▶ **Data for processing**
________

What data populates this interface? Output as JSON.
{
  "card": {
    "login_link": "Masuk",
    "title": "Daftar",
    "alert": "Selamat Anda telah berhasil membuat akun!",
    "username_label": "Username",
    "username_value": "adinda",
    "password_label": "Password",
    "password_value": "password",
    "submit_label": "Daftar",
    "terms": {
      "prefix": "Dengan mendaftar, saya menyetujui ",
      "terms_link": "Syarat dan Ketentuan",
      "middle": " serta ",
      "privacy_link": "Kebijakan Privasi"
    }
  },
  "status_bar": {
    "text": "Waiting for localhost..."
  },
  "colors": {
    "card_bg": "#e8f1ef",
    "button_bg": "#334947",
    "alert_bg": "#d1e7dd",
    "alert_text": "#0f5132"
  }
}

________

▶ **What to produce**
Would you restate each of the entries word for word?

▶ **Complete output**
What data populates this interface? Output as JSON.
{
  "card": {
    "login_link": "Masuk",
    "title": "Daftar",
    "alert": "Selamat Anda telah berhasil membuat akun!",
    "username_label": "Username",
    "username_value": "adinda",
    "password_label": "Password",
    "password_value": "password",
    "submit_label": "Daftar",
    "terms": {
      "prefix": "Dengan mendaftar, saya menyetujui ",
      "terms_link": "Syarat dan Ketentuan",
      "middle": " serta ",
      "privacy_link": "Kebijakan Privasi"
    }
  },
  "status_bar": {
    "text": "Waiting for localhost..."
  },
  "colors": {
    "card_bg": "#e8f1ef",
    "button_bg": "#334947",
    "alert_bg": "#d1e7dd",
    "alert_text": "#0f5132"
  }
}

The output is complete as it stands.